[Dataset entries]

□ □ □

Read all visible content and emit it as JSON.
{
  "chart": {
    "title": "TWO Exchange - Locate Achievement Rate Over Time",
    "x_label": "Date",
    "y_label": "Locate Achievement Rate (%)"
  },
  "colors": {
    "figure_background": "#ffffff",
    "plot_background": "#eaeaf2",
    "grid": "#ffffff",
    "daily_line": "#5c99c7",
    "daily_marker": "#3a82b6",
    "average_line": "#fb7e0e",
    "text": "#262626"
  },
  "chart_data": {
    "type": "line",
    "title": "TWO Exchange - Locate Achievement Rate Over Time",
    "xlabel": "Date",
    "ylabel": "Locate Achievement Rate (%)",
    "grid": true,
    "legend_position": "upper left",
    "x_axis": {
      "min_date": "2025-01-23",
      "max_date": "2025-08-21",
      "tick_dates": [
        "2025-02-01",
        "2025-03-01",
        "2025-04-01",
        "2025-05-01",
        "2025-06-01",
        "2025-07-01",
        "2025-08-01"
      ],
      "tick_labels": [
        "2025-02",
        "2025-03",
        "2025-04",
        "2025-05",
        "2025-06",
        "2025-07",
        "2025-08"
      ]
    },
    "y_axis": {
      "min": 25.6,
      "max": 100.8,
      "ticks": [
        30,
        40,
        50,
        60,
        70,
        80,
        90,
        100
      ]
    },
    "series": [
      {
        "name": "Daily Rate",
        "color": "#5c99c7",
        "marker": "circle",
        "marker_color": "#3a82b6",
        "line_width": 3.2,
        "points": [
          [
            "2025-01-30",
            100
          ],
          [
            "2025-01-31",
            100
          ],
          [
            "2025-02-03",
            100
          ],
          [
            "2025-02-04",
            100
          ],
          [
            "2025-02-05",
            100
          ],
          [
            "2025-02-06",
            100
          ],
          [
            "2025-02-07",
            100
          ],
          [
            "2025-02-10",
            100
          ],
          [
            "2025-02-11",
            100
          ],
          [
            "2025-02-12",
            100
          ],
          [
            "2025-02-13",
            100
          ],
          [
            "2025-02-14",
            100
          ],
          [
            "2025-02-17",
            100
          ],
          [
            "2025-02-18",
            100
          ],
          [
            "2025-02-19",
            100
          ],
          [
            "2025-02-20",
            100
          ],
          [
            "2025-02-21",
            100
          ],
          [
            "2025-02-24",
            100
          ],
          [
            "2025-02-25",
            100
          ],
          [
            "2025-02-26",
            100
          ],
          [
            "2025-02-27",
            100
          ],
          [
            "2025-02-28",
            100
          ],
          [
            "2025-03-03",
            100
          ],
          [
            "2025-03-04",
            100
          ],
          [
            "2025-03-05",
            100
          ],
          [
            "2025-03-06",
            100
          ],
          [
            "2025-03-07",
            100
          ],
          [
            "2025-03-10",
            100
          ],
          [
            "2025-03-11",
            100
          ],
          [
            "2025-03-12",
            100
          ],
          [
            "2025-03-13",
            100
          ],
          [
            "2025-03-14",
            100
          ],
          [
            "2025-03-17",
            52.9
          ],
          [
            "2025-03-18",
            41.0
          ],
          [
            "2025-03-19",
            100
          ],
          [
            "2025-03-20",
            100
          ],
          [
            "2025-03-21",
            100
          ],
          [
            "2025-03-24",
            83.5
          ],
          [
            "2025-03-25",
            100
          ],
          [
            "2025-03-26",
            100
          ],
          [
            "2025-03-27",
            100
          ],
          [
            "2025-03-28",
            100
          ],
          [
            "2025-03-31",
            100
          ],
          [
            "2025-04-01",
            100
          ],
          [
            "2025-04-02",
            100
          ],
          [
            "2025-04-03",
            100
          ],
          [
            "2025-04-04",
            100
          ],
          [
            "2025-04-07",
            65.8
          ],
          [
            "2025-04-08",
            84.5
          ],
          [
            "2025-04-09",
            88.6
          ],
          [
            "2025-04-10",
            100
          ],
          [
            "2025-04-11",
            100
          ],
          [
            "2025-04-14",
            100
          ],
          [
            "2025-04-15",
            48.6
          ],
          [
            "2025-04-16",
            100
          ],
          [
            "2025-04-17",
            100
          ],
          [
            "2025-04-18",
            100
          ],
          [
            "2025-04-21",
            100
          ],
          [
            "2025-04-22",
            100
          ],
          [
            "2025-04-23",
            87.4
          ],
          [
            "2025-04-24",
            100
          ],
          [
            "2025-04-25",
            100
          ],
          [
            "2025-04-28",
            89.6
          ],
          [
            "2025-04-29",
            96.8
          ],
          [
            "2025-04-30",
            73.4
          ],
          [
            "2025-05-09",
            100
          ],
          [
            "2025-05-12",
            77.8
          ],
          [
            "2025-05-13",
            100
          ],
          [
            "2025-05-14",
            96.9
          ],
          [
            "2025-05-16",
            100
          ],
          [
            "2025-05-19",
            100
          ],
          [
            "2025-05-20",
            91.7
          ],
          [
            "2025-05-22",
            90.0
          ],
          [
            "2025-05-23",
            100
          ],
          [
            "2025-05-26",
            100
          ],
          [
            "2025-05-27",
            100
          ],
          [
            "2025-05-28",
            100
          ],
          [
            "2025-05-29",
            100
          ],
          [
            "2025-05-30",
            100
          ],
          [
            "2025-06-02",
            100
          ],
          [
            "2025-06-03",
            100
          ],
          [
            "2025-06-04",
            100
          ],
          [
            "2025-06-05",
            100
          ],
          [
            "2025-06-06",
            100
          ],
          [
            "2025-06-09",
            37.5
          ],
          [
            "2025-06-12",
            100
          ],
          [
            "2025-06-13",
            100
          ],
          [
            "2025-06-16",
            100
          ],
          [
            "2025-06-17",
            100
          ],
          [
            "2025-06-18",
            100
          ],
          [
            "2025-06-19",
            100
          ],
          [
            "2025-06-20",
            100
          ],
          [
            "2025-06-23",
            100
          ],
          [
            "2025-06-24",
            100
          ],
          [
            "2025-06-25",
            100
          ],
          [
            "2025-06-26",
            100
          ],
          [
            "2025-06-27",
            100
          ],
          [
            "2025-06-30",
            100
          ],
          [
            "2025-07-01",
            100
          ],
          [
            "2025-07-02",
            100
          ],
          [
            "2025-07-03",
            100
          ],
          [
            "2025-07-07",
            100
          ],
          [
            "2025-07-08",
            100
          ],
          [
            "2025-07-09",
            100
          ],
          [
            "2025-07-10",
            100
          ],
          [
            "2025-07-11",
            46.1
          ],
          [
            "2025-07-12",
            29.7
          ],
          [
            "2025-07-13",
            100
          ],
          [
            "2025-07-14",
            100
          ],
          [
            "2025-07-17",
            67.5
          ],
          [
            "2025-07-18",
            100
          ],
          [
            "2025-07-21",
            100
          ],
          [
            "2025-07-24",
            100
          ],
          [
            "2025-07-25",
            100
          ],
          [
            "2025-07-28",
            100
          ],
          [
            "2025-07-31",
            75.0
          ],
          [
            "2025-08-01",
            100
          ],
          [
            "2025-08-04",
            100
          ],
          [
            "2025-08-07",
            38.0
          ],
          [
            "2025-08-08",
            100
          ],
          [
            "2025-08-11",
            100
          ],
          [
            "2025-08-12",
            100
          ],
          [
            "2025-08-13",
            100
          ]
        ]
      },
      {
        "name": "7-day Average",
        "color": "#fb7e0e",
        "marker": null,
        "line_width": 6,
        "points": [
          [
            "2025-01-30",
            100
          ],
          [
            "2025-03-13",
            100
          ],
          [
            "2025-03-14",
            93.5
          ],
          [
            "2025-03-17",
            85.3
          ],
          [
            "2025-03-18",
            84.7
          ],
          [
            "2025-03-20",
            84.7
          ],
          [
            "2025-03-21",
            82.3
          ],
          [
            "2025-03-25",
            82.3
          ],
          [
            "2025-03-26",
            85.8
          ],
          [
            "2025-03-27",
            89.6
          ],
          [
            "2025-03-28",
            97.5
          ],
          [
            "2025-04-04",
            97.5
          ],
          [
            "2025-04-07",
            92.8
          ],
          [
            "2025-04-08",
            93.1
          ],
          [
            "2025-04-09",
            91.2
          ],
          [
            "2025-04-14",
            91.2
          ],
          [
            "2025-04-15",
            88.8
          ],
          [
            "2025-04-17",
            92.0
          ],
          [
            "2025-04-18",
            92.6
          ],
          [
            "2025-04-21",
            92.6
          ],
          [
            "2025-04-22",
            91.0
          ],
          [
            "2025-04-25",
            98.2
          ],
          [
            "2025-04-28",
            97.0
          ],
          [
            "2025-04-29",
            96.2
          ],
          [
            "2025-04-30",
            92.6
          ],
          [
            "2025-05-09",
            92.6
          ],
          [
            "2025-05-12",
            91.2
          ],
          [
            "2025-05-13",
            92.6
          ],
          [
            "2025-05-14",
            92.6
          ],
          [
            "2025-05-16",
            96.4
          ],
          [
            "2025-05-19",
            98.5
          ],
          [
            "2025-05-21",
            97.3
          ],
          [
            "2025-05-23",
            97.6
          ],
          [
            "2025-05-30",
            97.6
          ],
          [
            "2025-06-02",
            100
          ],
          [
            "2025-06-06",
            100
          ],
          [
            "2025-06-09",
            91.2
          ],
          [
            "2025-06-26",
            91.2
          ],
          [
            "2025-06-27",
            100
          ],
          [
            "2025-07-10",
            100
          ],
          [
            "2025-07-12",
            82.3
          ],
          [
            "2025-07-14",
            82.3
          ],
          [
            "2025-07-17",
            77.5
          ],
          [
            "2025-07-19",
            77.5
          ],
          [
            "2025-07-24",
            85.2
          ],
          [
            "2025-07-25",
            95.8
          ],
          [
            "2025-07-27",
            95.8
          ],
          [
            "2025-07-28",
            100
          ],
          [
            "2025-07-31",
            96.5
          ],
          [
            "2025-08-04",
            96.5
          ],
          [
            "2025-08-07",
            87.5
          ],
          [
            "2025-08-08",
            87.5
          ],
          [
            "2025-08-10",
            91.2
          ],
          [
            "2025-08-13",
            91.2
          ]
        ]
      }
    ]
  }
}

□ □ □

• [Task brief] Scan the material line by line and report each one that contains "ffffff".

• [Worked answer]
    "figure_background": "#ffffff",
    "grid": "#ffffff",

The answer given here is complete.